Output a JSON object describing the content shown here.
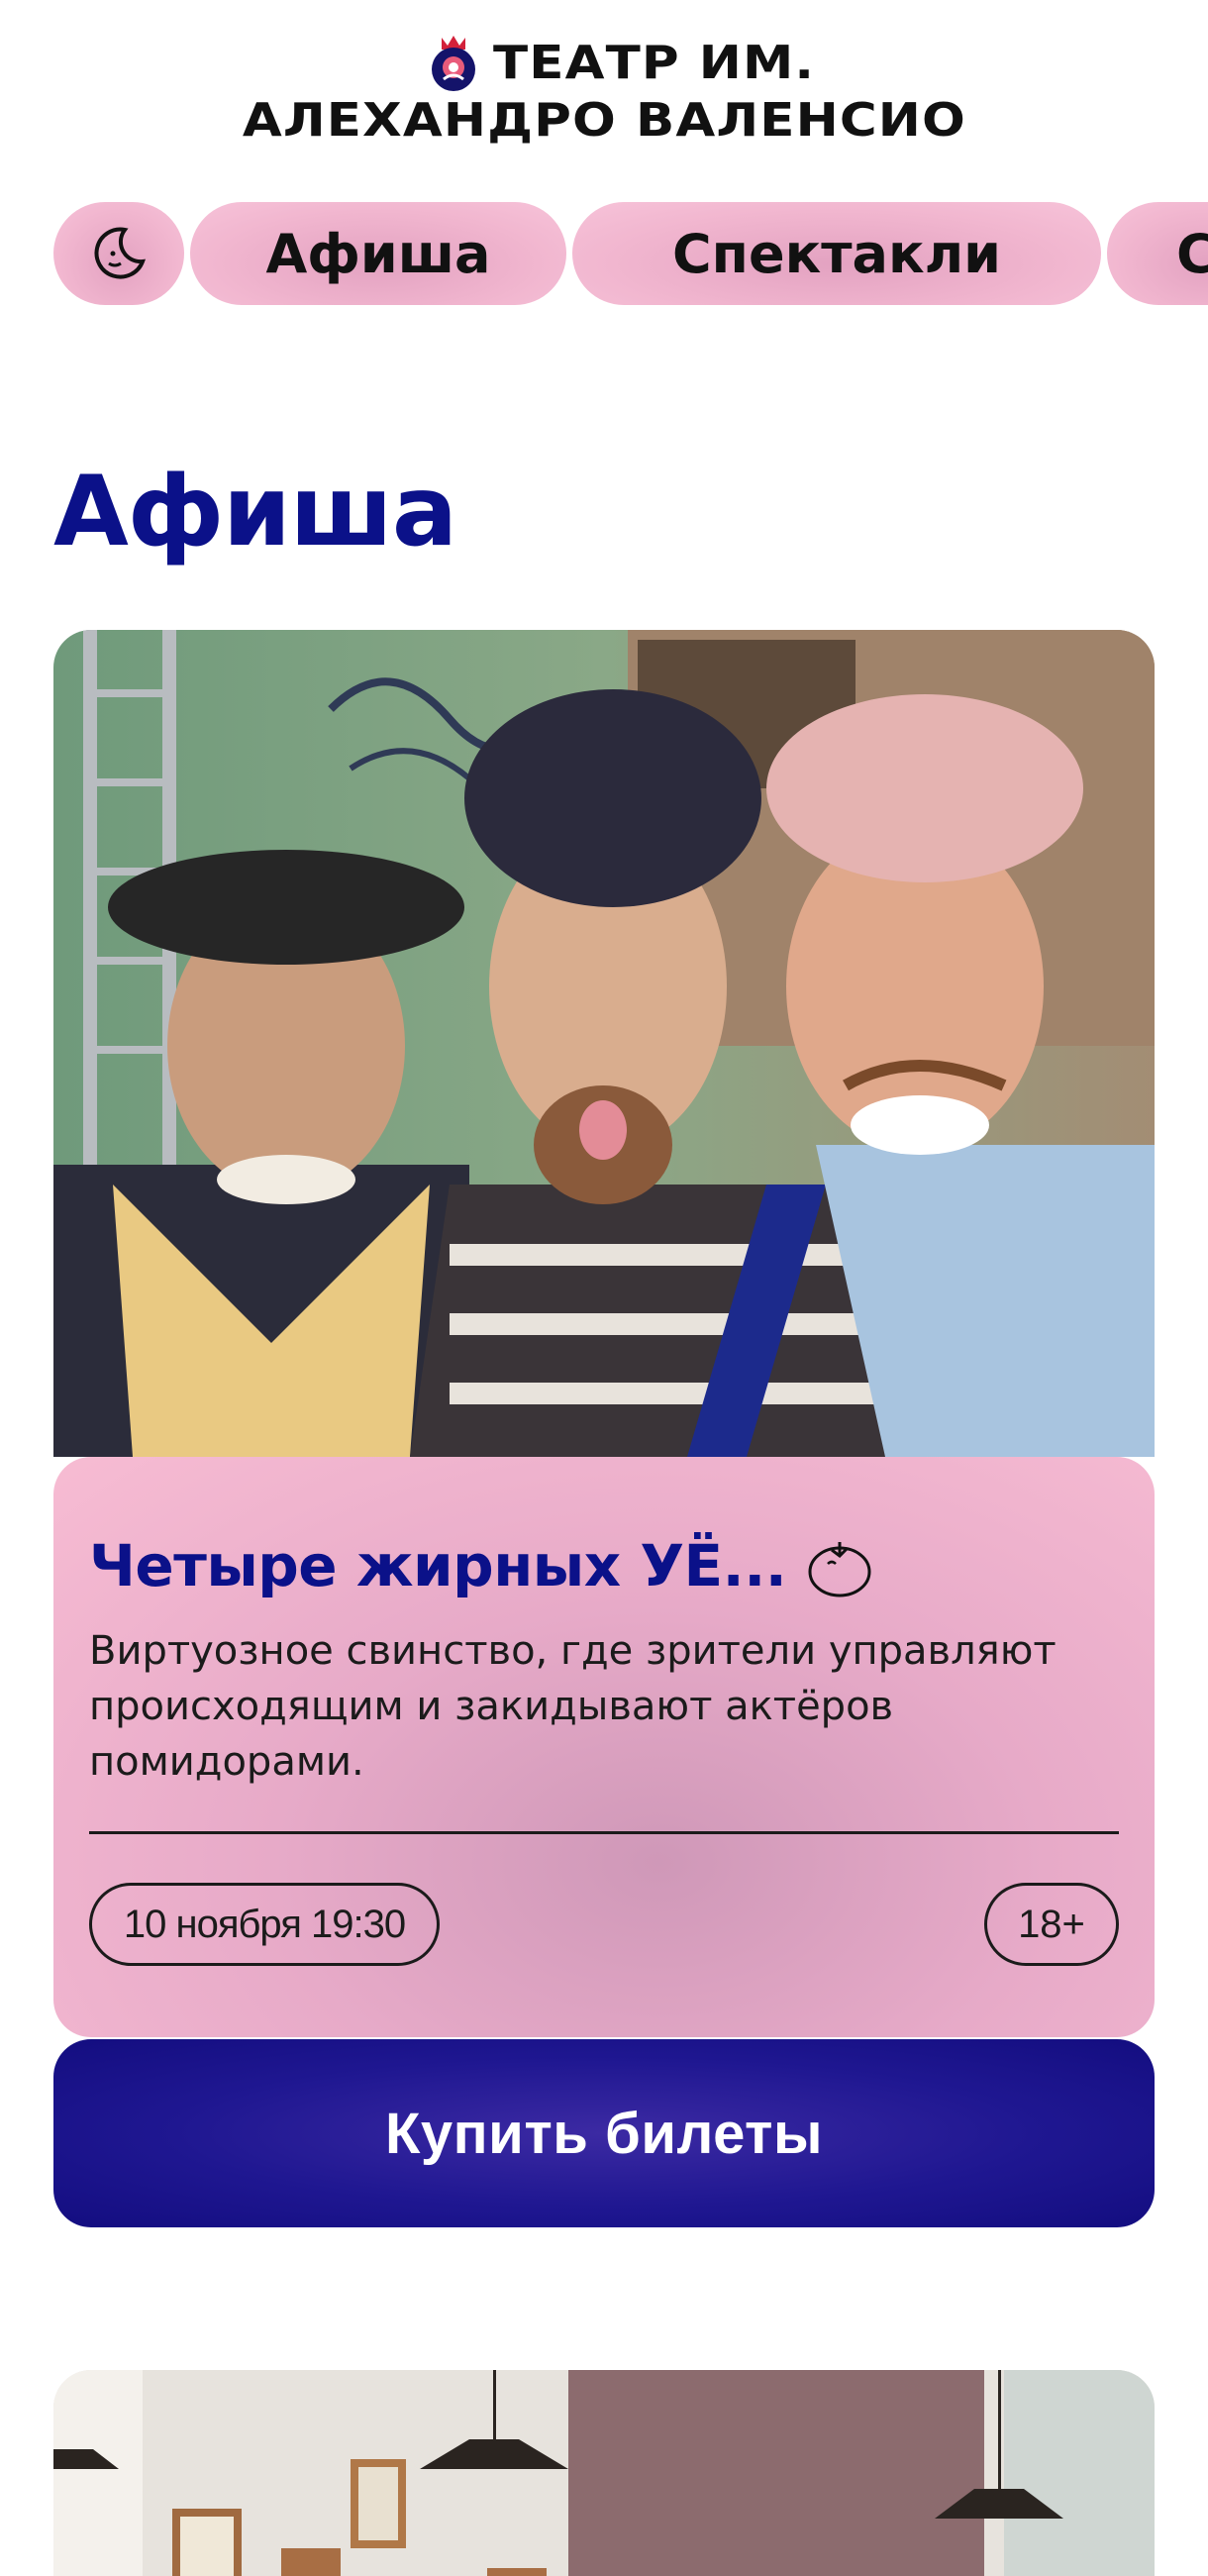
{
  "header": {
    "logo_line1": "ТЕАТР ИМ.",
    "logo_line2": "АЛЕХАНДРО ВАЛЕНСИО",
    "logo_icon": "theatre-emblem-icon"
  },
  "nav": {
    "theme_toggle_icon": "moon-icon",
    "items": [
      {
        "label": "Афиша"
      },
      {
        "label": "Спектакли"
      },
      {
        "label": "С"
      }
    ]
  },
  "main": {
    "section_title": "Афиша",
    "events": [
      {
        "title": "Четыре жирных УЁ...",
        "title_icon": "tomato-icon",
        "description": "Виртуозное свинство, где зрители управляют происходящим и закидывают актёров помидорами.",
        "date": "10 ноября 19:30",
        "age": "18+",
        "buy_label": "Купить билеты"
      }
    ]
  },
  "colors": {
    "accent_blue": "#0b1189",
    "pill_pink": "#f1b6cf",
    "button_blue": "#1f1791"
  }
}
--------------------------------
Problem to solve: Count up every line above that has the word "icon" in it; answer with the number alone.

Output for this task: 3